Restate the records in their entirety, word for word.
#### Excerpted data ####
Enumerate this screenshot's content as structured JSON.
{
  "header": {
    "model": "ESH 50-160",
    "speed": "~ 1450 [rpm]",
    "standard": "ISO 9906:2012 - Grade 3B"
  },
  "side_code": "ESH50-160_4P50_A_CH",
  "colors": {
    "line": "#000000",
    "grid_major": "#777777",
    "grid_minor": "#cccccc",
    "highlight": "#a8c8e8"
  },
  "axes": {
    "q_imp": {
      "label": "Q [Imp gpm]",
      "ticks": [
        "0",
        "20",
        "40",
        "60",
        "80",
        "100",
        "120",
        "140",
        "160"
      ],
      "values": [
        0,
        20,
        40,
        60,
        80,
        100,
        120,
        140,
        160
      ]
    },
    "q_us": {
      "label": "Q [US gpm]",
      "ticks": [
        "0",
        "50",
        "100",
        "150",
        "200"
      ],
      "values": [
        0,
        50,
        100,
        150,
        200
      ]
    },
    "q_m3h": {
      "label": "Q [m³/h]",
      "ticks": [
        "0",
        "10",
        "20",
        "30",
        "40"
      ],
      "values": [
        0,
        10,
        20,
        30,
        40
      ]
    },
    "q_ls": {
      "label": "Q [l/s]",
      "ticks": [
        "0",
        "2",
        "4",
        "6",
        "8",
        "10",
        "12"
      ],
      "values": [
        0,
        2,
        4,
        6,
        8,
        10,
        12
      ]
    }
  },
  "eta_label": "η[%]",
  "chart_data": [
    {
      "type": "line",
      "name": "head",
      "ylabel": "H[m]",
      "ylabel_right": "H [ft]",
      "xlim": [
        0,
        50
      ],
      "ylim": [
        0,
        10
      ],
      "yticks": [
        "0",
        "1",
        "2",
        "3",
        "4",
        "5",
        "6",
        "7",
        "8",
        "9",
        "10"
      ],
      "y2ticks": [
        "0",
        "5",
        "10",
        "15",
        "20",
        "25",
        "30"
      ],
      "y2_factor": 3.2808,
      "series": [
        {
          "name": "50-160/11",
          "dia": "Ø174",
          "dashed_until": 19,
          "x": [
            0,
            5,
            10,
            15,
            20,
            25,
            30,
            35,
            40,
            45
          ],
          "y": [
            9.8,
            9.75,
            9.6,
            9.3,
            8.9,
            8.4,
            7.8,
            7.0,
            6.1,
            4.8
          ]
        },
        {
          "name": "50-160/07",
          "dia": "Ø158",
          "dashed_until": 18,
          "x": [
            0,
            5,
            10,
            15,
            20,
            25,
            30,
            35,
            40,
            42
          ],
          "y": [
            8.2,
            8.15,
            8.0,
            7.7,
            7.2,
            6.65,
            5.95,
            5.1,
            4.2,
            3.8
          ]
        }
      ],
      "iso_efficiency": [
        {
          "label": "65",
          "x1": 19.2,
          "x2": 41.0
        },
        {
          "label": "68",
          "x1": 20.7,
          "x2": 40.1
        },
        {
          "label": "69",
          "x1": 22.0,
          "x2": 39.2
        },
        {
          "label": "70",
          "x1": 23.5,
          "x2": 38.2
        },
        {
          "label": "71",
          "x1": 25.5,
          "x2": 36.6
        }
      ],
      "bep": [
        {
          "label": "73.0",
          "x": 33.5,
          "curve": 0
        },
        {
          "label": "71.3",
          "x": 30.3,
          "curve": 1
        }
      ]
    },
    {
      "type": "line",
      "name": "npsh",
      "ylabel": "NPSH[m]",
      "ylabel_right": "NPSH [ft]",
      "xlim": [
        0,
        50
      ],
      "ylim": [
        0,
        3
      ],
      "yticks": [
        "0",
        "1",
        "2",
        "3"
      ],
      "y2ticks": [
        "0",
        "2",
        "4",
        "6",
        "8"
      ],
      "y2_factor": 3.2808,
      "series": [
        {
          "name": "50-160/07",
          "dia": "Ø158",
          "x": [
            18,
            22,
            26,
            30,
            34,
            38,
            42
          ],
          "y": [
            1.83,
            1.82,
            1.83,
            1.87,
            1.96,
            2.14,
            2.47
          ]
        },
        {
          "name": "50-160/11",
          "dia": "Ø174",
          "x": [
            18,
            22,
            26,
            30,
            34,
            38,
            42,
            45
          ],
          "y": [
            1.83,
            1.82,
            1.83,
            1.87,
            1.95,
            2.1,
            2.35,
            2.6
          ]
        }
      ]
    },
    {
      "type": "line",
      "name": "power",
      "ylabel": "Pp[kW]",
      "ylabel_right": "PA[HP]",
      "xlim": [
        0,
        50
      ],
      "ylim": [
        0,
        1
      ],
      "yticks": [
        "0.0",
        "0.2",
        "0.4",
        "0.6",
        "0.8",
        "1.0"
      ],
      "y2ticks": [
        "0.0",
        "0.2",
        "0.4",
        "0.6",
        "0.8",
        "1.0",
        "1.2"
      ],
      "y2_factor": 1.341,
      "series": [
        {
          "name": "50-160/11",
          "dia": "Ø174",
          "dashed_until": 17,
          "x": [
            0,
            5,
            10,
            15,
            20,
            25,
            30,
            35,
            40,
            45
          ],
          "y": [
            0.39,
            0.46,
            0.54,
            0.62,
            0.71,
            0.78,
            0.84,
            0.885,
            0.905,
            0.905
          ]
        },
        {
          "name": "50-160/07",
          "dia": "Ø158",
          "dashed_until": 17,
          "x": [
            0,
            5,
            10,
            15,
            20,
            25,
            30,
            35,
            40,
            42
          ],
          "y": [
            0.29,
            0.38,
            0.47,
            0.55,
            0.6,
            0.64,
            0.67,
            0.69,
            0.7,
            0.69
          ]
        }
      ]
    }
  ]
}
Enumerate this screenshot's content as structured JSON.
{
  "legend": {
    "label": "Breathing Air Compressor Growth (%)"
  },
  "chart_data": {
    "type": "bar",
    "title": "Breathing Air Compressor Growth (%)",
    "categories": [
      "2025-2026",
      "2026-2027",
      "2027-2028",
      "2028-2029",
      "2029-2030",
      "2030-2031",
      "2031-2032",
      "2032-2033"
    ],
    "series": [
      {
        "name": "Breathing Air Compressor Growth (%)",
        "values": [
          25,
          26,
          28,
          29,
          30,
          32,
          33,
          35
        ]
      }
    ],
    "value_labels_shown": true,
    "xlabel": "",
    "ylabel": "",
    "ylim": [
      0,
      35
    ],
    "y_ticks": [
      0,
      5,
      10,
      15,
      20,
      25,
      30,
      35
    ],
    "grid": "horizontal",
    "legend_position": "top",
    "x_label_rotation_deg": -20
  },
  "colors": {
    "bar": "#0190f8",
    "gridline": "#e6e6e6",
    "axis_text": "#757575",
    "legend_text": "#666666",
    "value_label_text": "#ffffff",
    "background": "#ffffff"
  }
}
####
## Result of the task
Enumerate this screenshot's content as structured JSON.
{
  "header": {
    "model": "ESH 50-160",
    "speed": "~ 1450 [rpm]",
    "standard": "ISO 9906:2012 - Grade 3B"
  },
  "side_code": "ESH50-160_4P50_A_CH",
  "colors": {
    "line": "#000000",
    "grid_major": "#777777",
    "grid_minor": "#cccccc",
    "highlight": "#a8c8e8"
  },
  "axes": {
    "q_imp": {
      "label": "Q [Imp gpm]",
      "ticks": [
        "0",
        "20",
        "40",
        "60",
        "80",
        "100",
        "120",
        "140",
        "160"
      ],
      "values": [
        0,
        20,
        40,
        60,
        80,
        100,
        120,
        140,
        160
      ]
    },
    "q_us": {
      "label": "Q [US gpm]",
      "ticks": [
        "0",
        "50",
        "100",
        "150",
        "200"
      ],
      "values": [
        0,
        50,
        100,
        150,
        200
      ]
    },
    "q_m3h": {
      "label": "Q [m³/h]",
      "ticks": [
        "0",
        "10",
        "20",
        "30",
        "40"
      ],
      "values": [
        0,
        10,
        20,
        30,
        40
      ]
    },
    "q_ls": {
      "label": "Q [l/s]",
      "ticks": [
        "0",
        "2",
        "4",
        "6",
        "8",
        "10",
        "12"
      ],
      "values": [
        0,
        2,
        4,
        6,
        8,
        10,
        12
      ]
    }
  },
  "eta_label": "η[%]",
  "chart_data": [
    {
      "type": "line",
      "name": "head",
      "ylabel": "H[m]",
      "ylabel_right": "H [ft]",
      "xlim": [
        0,
        50
      ],
      "ylim": [
        0,
        10
      ],
      "yticks": [
        "0",
        "1",
        "2",
        "3",
        "4",
        "5",
        "6",
        "7",
        "8",
        "9",
        "10"
      ],
      "y2ticks": [
        "0",
        "5",
        "10",
        "15",
        "20",
        "25",
        "30"
      ],
      "y2_factor": 3.2808,
      "series": [
        {
          "name": "50-160/11",
          "dia": "Ø174",
          "dashed_until": 19,
          "x": [
            0,
            5,
            10,
            15,
            20,
            25,
            30,
            35,
            40,
            45
          ],
          "y": [
            9.8,
            9.75,
            9.6,
            9.3,
            8.9,
            8.4,
            7.8,
            7.0,
            6.1,
            4.8
          ]
        },
        {
          "name": "50-160/07",
          "dia": "Ø158",
          "dashed_until": 18,
          "x": [
            0,
            5,
            10,
            15,
            20,
            25,
            30,
            35,
            40,
            42
          ],
          "y": [
            8.2,
            8.15,
            8.0,
            7.7,
            7.2,
            6.65,
            5.95,
            5.1,
            4.2,
            3.8
          ]
        }
      ],
      "iso_efficiency": [
        {
          "label": "65",
          "x1": 19.2,
          "x2": 41.0
        },
        {
          "label": "68",
          "x1": 20.7,
          "x2": 40.1
        },
        {
          "label": "69",
          "x1": 22.0,
          "x2": 39.2
        },
        {
          "label": "70",
          "x1": 23.5,
          "x2": 38.2
        },
        {
          "label": "71",
          "x1": 25.5,
          "x2": 36.6
        }
      ],
      "bep": [
        {
          "label": "73.0",
          "x": 33.5,
          "curve": 0
        },
        {
          "label": "71.3",
          "x": 30.3,
          "curve": 1
        }
      ]
    },
    {
      "type": "line",
      "name": "npsh",
      "ylabel": "NPSH[m]",
      "ylabel_right": "NPSH [ft]",
      "xlim": [
        0,
        50
      ],
      "ylim": [
        0,
        3
      ],
      "yticks": [
        "0",
        "1",
        "2",
        "3"
      ],
      "y2ticks": [
        "0",
        "2",
        "4",
        "6",
        "8"
      ],
      "y2_factor": 3.2808,
      "series": [
        {
          "name": "50-160/07",
          "dia": "Ø158",
          "x": [
            18,
            22,
            26,
            30,
            34,
            38,
            42
          ],
          "y": [
            1.83,
            1.82,
            1.83,
            1.87,
            1.96,
            2.14,
            2.47
          ]
        },
        {
          "name": "50-160/11",
          "dia": "Ø174",
          "x": [
            18,
            22,
            26,
            30,
            34,
            38,
            42,
            45
          ],
          "y": [
            1.83,
            1.82,
            1.83,
            1.87,
            1.95,
            2.1,
            2.35,
            2.6
          ]
        }
      ]
    },
    {
      "type": "line",
      "name": "power",
      "ylabel": "Pp[kW]",
      "ylabel_right": "PA[HP]",
      "xlim": [
        0,
        50
      ],
      "ylim": [
        0,
        1
      ],
      "yticks": [
        "0.0",
        "0.2",
        "0.4",
        "0.6",
        "0.8",
        "1.0"
      ],
      "y2ticks": [
        "0.0",
        "0.2",
        "0.4",
        "0.6",
        "0.8",
        "1.0",
        "1.2"
      ],
      "y2_factor": 1.341,
      "series": [
        {
          "name": "50-160/11",
          "dia": "Ø174",
          "dashed_until": 17,
          "x": [
            0,
            5,
            10,
            15,
            20,
            25,
            30,
            35,
            40,
            45
          ],
          "y": [
            0.39,
            0.46,
            0.54,
            0.62,
            0.71,
            0.78,
            0.84,
            0.885,
            0.905,
            0.905
          ]
        },
        {
          "name": "50-160/07",
          "dia": "Ø158",
          "dashed_until": 17,
          "x": [
            0,
            5,
            10,
            15,
            20,
            25,
            30,
            35,
            40,
            42
          ],
          "y": [
            0.29,
            0.38,
            0.47,
            0.55,
            0.6,
            0.64,
            0.67,
            0.69,
            0.7,
            0.69
          ]
        }
      ]
    }
  ]
}
Enumerate this screenshot's content as structured JSON.
{
  "legend": {
    "label": "Breathing Air Compressor Growth (%)"
  },
  "chart_data": {
    "type": "bar",
    "title": "Breathing Air Compressor Growth (%)",
    "categories": [
      "2025-2026",
      "2026-2027",
      "2027-2028",
      "2028-2029",
      "2029-2030",
      "2030-2031",
      "2031-2032",
      "2032-2033"
    ],
    "series": [
      {
        "name": "Breathing Air Compressor Growth (%)",
        "values": [
          25,
          26,
          28,
          29,
          30,
          32,
          33,
          35
        ]
      }
    ],
    "value_labels_shown": true,
    "xlabel": "",
    "ylabel": "",
    "ylim": [
      0,
      35
    ],
    "y_ticks": [
      0,
      5,
      10,
      15,
      20,
      25,
      30,
      35
    ],
    "grid": "horizontal",
    "legend_position": "top",
    "x_label_rotation_deg": -20
  },
  "colors": {
    "bar": "#0190f8",
    "gridline": "#e6e6e6",
    "axis_text": "#757575",
    "legend_text": "#666666",
    "value_label_text": "#ffffff",
    "background": "#ffffff"
  }
}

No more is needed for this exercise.